Output the data below in full, character for character.

☆ ☆ ☆ ☆ ☆ ☆ ☆

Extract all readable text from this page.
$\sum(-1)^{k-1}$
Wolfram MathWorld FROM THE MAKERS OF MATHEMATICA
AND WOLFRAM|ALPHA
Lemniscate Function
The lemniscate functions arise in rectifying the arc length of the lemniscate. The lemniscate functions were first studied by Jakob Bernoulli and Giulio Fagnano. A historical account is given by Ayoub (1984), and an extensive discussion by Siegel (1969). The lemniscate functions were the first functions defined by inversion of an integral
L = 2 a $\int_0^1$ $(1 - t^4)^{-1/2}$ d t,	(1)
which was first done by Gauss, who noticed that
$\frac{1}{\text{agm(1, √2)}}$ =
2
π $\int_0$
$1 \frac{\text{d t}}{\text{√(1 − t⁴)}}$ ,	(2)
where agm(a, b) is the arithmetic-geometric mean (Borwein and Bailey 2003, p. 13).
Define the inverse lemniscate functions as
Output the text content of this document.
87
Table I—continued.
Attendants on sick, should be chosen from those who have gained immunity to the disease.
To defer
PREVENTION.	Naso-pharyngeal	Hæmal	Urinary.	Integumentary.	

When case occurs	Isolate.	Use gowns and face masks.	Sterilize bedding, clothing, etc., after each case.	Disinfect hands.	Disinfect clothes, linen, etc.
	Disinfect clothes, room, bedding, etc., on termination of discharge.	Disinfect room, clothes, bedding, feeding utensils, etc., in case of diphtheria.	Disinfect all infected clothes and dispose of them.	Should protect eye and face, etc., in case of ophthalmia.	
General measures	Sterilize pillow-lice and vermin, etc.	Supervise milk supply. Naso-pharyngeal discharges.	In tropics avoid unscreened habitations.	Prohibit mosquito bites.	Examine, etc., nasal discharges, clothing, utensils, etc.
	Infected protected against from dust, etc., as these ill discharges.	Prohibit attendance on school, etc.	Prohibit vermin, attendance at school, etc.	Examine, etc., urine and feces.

☆ ☆ ☆ ☆ ☆ ☆ ☆

**Solution for this task**:
Extract all readable text from this page.
$\sum(-1)^{k-1}$
Wolfram MathWorld FROM THE MAKERS OF MATHEMATICA
AND WOLFRAM|ALPHA
Lemniscate Function
The lemniscate functions arise in rectifying the arc length of the lemniscate. The lemniscate functions were first studied by Jakob Bernoulli and Giulio Fagnano. A historical account is given by Ayoub (1984), and an extensive discussion by Siegel (1969). The lemniscate functions were the first functions defined by inversion of an integral
L = 2 a $\int_0^1$ $(1 - t^4)^{-1/2}$ d t,	(1)
which was first done by Gauss, who noticed that
$\frac{1}{\text{agm(1, √2)}}$ =
2
π $\int_0$
$1 \frac{\text{d t}}{\text{√(1 − t⁴)}}$ ,	(2)
where agm(a, b) is the arithmetic-geometric mean (Borwein and Bailey 2003, p. 13).
Define the inverse lemniscate functions as
Output the text content of this document.
87
Table I—continued.
Attendants on sick, should be chosen from those who have gained immunity to the disease.
To defer
PREVENTION.	Naso-pharyngeal	Hæmal	Urinary.	Integumentary.	

When case occurs	Isolate.	Use gowns and face masks.	Sterilize bedding, clothing, etc., after each case.	Disinfect hands.	Disinfect clothes, linen, etc.
	Disinfect clothes, room, bedding, etc., on termination of discharge.	Disinfect room, clothes, bedding, feeding utensils, etc., in case of diphtheria.	Disinfect all infected clothes and dispose of them.	Should protect eye and face, etc., in case of ophthalmia.	
General measures	Sterilize pillow-lice and vermin, etc.	Supervise milk supply. Naso-pharyngeal discharges.	In tropics avoid unscreened habitations.	Prohibit mosquito bites.	Examine, etc., nasal discharges, clothing, utensils, etc.
	Infected protected against from dust, etc., as these ill discharges.	Prohibit attendance on school, etc.	Prohibit vermin, attendance at school, etc.	Examine, etc., urine and feces.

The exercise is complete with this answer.